→ DESCRIPTION OF THE TASK
Would you extract the whole listing below and retype it exactly?

→ ITEMS

-------------------------

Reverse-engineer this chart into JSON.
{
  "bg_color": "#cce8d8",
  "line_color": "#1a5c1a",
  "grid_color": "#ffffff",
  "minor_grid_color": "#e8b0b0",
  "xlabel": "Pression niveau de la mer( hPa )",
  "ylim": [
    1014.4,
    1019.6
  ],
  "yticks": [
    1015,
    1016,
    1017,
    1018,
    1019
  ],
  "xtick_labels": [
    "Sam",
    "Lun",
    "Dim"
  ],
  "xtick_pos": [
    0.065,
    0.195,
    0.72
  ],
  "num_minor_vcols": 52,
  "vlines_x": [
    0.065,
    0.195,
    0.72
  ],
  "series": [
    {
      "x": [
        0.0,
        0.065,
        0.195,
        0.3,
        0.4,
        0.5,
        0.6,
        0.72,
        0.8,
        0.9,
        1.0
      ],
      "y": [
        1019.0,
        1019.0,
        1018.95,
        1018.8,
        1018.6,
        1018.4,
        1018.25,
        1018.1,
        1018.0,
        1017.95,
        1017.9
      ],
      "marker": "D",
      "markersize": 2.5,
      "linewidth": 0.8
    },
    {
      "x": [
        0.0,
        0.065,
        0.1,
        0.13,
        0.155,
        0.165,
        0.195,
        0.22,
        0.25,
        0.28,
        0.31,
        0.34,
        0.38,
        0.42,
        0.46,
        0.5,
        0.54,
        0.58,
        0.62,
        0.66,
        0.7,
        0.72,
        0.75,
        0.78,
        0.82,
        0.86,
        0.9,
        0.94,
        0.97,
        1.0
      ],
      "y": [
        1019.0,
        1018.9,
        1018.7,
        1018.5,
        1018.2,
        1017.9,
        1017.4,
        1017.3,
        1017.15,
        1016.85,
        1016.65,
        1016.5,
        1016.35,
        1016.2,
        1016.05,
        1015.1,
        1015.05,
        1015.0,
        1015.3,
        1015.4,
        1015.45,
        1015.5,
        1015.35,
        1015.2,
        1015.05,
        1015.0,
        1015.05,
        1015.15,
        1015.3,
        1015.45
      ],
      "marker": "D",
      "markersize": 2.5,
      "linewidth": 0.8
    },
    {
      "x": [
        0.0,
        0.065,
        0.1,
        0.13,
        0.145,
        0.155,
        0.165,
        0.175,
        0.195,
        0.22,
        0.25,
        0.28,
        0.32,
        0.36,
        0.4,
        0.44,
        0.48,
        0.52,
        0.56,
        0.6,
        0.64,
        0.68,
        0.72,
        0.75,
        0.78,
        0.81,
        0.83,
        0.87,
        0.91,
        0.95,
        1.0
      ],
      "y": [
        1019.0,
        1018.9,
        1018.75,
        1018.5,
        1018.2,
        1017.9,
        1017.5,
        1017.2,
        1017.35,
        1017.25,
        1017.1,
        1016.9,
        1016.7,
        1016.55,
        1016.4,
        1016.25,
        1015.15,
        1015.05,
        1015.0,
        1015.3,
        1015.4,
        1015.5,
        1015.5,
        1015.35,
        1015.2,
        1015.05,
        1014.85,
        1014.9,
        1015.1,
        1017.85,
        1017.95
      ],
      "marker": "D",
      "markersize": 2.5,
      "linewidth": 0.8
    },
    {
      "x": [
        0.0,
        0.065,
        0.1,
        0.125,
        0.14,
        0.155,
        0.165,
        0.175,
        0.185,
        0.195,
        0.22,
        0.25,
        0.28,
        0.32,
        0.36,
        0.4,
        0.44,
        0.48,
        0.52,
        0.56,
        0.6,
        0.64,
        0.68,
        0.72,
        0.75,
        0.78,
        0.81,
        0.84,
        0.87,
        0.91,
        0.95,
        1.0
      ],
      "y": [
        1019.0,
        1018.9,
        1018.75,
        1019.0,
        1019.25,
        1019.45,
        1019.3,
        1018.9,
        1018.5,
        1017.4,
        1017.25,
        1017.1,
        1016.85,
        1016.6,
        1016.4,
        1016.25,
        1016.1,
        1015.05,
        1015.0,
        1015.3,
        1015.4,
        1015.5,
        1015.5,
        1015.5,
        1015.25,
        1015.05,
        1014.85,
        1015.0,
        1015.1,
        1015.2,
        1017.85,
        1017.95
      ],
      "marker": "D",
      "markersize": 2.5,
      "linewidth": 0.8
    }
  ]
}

-------------------------

→ EXERCISE SOLUTION
Reverse-engineer this chart into JSON.
{
  "bg_color": "#cce8d8",
  "line_color": "#1a5c1a",
  "grid_color": "#ffffff",
  "minor_grid_color": "#e8b0b0",
  "xlabel": "Pression niveau de la mer( hPa )",
  "ylim": [
    1014.4,
    1019.6
  ],
  "yticks": [
    1015,
    1016,
    1017,
    1018,
    1019
  ],
  "xtick_labels": [
    "Sam",
    "Lun",
    "Dim"
  ],
  "xtick_pos": [
    0.065,
    0.195,
    0.72
  ],
  "num_minor_vcols": 52,
  "vlines_x": [
    0.065,
    0.195,
    0.72
  ],
  "series": [
    {
      "x": [
        0.0,
        0.065,
        0.195,
        0.3,
        0.4,
        0.5,
        0.6,
        0.72,
        0.8,
        0.9,
        1.0
      ],
      "y": [
        1019.0,
        1019.0,
        1018.95,
        1018.8,
        1018.6,
        1018.4,
        1018.25,
        1018.1,
        1018.0,
        1017.95,
        1017.9
      ],
      "marker": "D",
      "markersize": 2.5,
      "linewidth": 0.8
    },
    {
      "x": [
        0.0,
        0.065,
        0.1,
        0.13,
        0.155,
        0.165,
        0.195,
        0.22,
        0.25,
        0.28,
        0.31,
        0.34,
        0.38,
        0.42,
        0.46,
        0.5,
        0.54,
        0.58,
        0.62,
        0.66,
        0.7,
        0.72,
        0.75,
        0.78,
        0.82,
        0.86,
        0.9,
        0.94,
        0.97,
        1.0
      ],
      "y": [
        1019.0,
        1018.9,
        1018.7,
        1018.5,
        1018.2,
        1017.9,
        1017.4,
        1017.3,
        1017.15,
        1016.85,
        1016.65,
        1016.5,
        1016.35,
        1016.2,
        1016.05,
        1015.1,
        1015.05,
        1015.0,
        1015.3,
        1015.4,
        1015.45,
        1015.5,
        1015.35,
        1015.2,
        1015.05,
        1015.0,
        1015.05,
        1015.15,
        1015.3,
        1015.45
      ],
      "marker": "D",
      "markersize": 2.5,
      "linewidth": 0.8
    },
    {
      "x": [
        0.0,
        0.065,
        0.1,
        0.13,
        0.145,
        0.155,
        0.165,
        0.175,
        0.195,
        0.22,
        0.25,
        0.28,
        0.32,
        0.36,
        0.4,
        0.44,
        0.48,
        0.52,
        0.56,
        0.6,
        0.64,
        0.68,
        0.72,
        0.75,
        0.78,
        0.81,
        0.83,
        0.87,
        0.91,
        0.95,
        1.0
      ],
      "y": [
        1019.0,
        1018.9,
        1018.75,
        1018.5,
        1018.2,
        1017.9,
        1017.5,
        1017.2,
        1017.35,
        1017.25,
        1017.1,
        1016.9,
        1016.7,
        1016.55,
        1016.4,
        1016.25,
        1015.15,
        1015.05,
        1015.0,
        1015.3,
        1015.4,
        1015.5,
        1015.5,
        1015.35,
        1015.2,
        1015.05,
        1014.85,
        1014.9,
        1015.1,
        1017.85,
        1017.95
      ],
      "marker": "D",
      "markersize": 2.5,
      "linewidth": 0.8
    },
    {
      "x": [
        0.0,
        0.065,
        0.1,
        0.125,
        0.14,
        0.155,
        0.165,
        0.175,
        0.185,
        0.195,
        0.22,
        0.25,
        0.28,
        0.32,
        0.36,
        0.4,
        0.44,
        0.48,
        0.52,
        0.56,
        0.6,
        0.64,
        0.68,
        0.72,
        0.75,
        0.78,
        0.81,
        0.84,
        0.87,
        0.91,
        0.95,
        1.0
      ],
      "y": [
        1019.0,
        1018.9,
        1018.75,
        1019.0,
        1019.25,
        1019.45,
        1019.3,
        1018.9,
        1018.5,
        1017.4,
        1017.25,
        1017.1,
        1016.85,
        1016.6,
        1016.4,
        1016.25,
        1016.1,
        1015.05,
        1015.0,
        1015.3,
        1015.4,
        1015.5,
        1015.5,
        1015.5,
        1015.25,
        1015.05,
        1014.85,
        1015.0,
        1015.1,
        1015.2,
        1017.85,
        1017.95
      ],
      "marker": "D",
      "markersize": 2.5,
      "linewidth": 0.8
    }
  ]
}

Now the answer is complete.